EXTRAIT DU TEXTE
:::

Ce livre contient
davantage que ce que son titre annonce. L’auteur décrit, certes, avec le talent
qu’on lui connaît, la vie quotidienne au Vatican sous Jean-Paul II. Mais pour
mieux la situer, il commence par raconter en détail les deux conclaves de 1978,
puis, en raccourci, la vie de Karol Wojtyla, et enfin, dans une vaste fresque,
l’histoire du Vatican, où l’on voit défiler, à côté des papes, Pépin le Bref et
Charlemagne, Arnaud de Brescia et Cola di Rienzo, pour arriver, à travers
l’époque napoléonienne, jusqu’aux événements de 1870, à la « question
romaine » et à sa solution par les Accords du Latran de 1929.
Tel ou tel
lecteur pourra trouver que l’auteur tarde un peu à entrer dans son sujet. Mais
il lui en sera finalement reconnaissant. Car en même temps que Jean Chélini
nous fait bénéficier de sa connaissance des personnes et des lieux, son
érudition d’historien lui permet de situer dans son cadre historique ce qui va
être le principal sujet de son livre. Et cela est particulièrement appréciable
en ce qui concerne les événements récents qu’ont été les deux derniers
conclaves et surtout la mort de Jean-Paul Ier.
Bien des
sottises, comme tout le monde le sait, ont été dites et écrites sur ces récents
épisodes qui ont eu le Vatican pour théâtre. Il était bon qu’un historien
sérieux et spécialise depuis plusiers années dans l’histoire des papes
redimensionnât ces récits fantaisistes et nous donnât un exposé objectif de ce
que ses sources lui permettaient d’attester.

:::

EXTRAITS DE DONNÉES

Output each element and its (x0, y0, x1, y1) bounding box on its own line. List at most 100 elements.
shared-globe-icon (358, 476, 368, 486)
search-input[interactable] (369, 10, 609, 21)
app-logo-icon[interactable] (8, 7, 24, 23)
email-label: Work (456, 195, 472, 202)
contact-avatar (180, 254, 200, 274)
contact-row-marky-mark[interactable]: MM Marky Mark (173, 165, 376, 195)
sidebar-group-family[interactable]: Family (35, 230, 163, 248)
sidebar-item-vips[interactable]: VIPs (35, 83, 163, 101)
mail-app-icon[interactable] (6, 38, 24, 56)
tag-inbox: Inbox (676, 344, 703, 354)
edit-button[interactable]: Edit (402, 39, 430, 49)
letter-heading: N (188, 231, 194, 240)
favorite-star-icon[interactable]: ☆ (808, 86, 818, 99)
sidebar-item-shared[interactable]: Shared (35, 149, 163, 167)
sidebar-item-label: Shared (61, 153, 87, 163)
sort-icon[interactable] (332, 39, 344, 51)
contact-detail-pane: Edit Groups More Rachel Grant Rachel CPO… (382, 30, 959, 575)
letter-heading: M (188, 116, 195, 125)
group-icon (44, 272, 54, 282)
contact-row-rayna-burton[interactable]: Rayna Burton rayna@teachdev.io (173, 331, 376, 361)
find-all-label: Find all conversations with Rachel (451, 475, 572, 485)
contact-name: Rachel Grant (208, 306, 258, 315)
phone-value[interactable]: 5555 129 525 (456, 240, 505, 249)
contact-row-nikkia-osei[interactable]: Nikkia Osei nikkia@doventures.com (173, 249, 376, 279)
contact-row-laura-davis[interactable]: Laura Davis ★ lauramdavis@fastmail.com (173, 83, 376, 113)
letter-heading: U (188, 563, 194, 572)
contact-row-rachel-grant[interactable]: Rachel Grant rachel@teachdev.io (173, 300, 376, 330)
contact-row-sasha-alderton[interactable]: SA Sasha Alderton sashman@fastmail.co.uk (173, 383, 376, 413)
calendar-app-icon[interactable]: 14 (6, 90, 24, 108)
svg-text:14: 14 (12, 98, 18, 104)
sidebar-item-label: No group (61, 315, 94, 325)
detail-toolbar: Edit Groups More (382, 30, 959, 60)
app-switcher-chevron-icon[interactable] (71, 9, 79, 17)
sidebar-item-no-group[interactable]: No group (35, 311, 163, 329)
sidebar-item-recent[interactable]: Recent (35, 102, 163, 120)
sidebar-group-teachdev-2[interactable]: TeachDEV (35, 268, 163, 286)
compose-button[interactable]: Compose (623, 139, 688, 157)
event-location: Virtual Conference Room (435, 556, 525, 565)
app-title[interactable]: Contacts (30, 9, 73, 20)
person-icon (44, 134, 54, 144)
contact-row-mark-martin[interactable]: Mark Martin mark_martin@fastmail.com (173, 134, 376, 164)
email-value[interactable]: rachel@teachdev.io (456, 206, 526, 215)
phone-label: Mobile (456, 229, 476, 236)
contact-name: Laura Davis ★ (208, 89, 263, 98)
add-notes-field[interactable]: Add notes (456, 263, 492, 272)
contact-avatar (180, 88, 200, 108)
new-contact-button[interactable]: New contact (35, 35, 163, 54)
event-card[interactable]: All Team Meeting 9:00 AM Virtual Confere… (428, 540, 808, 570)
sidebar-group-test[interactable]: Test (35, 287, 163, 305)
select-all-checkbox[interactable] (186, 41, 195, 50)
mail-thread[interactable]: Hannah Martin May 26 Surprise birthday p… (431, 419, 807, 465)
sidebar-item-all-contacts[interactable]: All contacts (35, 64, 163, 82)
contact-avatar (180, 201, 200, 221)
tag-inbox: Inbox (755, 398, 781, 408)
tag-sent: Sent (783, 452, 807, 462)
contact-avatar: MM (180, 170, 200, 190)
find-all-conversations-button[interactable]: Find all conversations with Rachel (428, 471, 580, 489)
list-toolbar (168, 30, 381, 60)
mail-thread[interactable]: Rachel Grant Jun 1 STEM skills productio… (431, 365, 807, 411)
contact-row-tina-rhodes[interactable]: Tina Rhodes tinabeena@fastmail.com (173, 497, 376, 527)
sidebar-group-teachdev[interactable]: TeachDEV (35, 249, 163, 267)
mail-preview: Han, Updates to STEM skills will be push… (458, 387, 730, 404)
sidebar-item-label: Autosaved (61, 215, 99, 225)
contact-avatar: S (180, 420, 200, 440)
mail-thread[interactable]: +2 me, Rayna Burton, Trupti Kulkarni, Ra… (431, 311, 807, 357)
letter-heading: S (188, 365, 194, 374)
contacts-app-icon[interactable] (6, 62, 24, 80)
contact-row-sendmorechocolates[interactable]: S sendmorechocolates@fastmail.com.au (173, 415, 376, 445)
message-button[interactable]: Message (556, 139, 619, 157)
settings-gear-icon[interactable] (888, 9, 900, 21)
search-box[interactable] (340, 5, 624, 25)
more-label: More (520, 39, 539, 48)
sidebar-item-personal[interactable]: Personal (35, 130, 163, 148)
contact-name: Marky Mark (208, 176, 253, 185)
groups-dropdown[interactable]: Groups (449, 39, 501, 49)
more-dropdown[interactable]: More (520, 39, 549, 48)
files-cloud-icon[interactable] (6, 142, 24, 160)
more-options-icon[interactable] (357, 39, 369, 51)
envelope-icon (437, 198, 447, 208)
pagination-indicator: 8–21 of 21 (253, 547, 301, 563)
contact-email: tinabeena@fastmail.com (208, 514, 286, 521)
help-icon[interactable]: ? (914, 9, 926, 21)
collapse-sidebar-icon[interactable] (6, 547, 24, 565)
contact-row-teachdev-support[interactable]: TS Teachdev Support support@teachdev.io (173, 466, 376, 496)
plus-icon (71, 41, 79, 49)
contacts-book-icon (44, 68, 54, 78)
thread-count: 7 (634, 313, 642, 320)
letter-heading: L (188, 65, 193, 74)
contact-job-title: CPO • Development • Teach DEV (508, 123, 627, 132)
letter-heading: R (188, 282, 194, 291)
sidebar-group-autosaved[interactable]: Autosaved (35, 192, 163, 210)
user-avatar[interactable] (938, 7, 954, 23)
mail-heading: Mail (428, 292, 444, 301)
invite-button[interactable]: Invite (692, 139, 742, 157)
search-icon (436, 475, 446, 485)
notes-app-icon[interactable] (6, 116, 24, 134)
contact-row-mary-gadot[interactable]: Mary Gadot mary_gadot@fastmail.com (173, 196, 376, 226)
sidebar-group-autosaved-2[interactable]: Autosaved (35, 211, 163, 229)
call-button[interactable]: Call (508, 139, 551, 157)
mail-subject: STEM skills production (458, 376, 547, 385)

:::

CONSIGNES
1 – Recopiez le passage de l'extrait du texte en commençant à « Ce livre contient » et en terminant à « Latran de 1929. ».
2 – D'après l'extrait du texte, les affirmations suivantes sont-elles exactes ? Répondez par oui ou par non et citez à chaque fois les mots du texte qui tranchent. (a) L'auteur raconte les deux conclaves de 1978 avant d'aborder la vie quotidienne au Vatican. (b) L'histoire du Vatican qu'il retrace s'arrête à l'époque napoléonienne. (c) Le livre s'en tient à ce que son titre annonce.

RÉPONSES AUX CONSIGNES
1 –
Ce livre contient
davantage que ce que son titre annonce. L’auteur décrit, certes, avec le talent
qu’on lui connaît, la vie quotidienne au Vatican sous Jean-Paul II. Mais pour
mieux la situer, il commence par raconter en détail les deux conclaves de 1978,
puis, en raccourci, la vie de Karol Wojtyla, et enfin, dans une vaste fresque,
l’histoire du Vatican, où l’on voit défiler, à côté des papes, Pépin le Bref et
Charlemagne, Arnaud de Brescia et Cola di Rienzo, pour arriver, à travers
l’époque napoléonienne, jusqu’aux événements de 1870, à la « question
romaine » et à sa solution par les Accords du Latran de 1929.

2 –
(a) Oui : « il commence par raconter en détail les deux conclaves de 1978 ».
(b) Non : « pour arriver, à travers l'époque napoléonienne, jusqu'aux événements de 1870, à la « question romaine » et à sa solution par les Accords du Latran de 1929 ».
(c) Non : « Ce livre contient davantage que ce que son titre annonce. »